__DIRECTIONS FOR THIS TASK__
Go through the data below and gather each line containing "المقدم".

-- Start ITEMS --

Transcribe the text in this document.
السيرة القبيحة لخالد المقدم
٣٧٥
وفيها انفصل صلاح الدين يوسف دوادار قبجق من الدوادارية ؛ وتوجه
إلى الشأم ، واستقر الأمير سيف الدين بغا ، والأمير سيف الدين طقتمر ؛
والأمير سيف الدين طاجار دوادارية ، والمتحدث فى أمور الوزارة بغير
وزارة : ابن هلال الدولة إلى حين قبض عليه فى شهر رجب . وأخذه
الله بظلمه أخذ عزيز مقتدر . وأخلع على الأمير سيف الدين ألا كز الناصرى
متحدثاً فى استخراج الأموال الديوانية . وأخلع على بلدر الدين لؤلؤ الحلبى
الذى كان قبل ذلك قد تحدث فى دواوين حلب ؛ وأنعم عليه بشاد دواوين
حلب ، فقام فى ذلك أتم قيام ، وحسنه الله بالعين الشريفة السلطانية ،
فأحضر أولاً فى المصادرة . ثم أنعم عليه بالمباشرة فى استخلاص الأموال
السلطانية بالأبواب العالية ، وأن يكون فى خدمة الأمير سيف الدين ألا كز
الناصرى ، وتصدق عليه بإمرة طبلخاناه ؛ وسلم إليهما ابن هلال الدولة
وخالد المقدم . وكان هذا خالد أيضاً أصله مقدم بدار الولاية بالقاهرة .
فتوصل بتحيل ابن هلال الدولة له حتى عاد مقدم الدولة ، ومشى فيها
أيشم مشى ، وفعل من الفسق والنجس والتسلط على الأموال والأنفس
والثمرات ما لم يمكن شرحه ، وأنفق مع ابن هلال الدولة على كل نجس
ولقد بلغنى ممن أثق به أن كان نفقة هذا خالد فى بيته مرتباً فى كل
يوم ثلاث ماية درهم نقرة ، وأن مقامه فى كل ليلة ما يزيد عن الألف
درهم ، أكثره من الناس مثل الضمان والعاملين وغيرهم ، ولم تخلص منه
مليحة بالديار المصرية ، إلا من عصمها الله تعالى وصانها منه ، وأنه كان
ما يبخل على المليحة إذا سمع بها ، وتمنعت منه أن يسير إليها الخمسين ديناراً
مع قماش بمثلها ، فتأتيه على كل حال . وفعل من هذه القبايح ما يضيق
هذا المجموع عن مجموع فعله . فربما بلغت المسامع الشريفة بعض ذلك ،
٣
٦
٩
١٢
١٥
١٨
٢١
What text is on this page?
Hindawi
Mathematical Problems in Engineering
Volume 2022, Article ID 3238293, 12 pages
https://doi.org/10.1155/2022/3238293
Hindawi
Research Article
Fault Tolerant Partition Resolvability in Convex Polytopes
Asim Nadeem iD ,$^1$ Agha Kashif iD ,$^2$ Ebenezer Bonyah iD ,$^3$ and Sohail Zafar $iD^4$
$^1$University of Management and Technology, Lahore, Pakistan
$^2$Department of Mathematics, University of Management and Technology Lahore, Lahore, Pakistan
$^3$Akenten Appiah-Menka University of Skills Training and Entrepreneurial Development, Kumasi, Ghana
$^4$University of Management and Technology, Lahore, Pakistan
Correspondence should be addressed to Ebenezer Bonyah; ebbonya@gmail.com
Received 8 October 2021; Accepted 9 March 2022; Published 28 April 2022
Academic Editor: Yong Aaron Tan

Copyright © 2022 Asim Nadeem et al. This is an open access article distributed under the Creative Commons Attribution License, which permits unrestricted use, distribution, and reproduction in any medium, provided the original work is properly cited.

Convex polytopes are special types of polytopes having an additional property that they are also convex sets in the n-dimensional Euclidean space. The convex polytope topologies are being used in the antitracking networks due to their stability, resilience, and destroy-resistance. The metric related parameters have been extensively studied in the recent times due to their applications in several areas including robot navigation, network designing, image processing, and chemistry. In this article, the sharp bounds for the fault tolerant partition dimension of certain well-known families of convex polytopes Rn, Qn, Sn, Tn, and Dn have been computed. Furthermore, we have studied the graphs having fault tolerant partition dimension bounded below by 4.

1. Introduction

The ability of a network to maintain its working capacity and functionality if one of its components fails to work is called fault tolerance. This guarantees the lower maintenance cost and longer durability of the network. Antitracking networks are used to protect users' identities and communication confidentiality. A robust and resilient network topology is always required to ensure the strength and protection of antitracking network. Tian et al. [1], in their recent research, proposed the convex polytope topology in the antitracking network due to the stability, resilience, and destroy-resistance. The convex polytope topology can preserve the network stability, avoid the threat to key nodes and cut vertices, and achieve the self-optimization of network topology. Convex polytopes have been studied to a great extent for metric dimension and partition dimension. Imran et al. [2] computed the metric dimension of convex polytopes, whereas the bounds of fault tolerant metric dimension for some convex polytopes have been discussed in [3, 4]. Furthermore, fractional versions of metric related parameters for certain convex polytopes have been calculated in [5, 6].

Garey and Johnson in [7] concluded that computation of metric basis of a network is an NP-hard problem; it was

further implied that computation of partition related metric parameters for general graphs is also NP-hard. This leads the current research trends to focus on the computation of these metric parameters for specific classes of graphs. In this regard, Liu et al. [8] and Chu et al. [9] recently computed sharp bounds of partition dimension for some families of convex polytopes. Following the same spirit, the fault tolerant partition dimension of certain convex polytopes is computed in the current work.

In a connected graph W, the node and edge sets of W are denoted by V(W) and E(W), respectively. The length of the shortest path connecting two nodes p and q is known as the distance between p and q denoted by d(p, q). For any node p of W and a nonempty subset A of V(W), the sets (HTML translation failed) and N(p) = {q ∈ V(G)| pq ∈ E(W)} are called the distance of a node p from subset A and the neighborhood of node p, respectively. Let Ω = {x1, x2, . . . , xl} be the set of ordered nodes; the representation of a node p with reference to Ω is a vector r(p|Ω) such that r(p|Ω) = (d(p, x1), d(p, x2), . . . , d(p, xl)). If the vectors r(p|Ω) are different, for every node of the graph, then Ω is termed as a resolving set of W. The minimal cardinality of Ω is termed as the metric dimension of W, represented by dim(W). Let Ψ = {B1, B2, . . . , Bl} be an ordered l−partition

-- End ITEMS --

__SOLUTION TO THIS PROBLEM__
السيرة القبيحة لخالد المقدم
وخالد المقدم . وكان هذا خالد أيضاً أصله مقدم بدار الولاية بالقاهرة .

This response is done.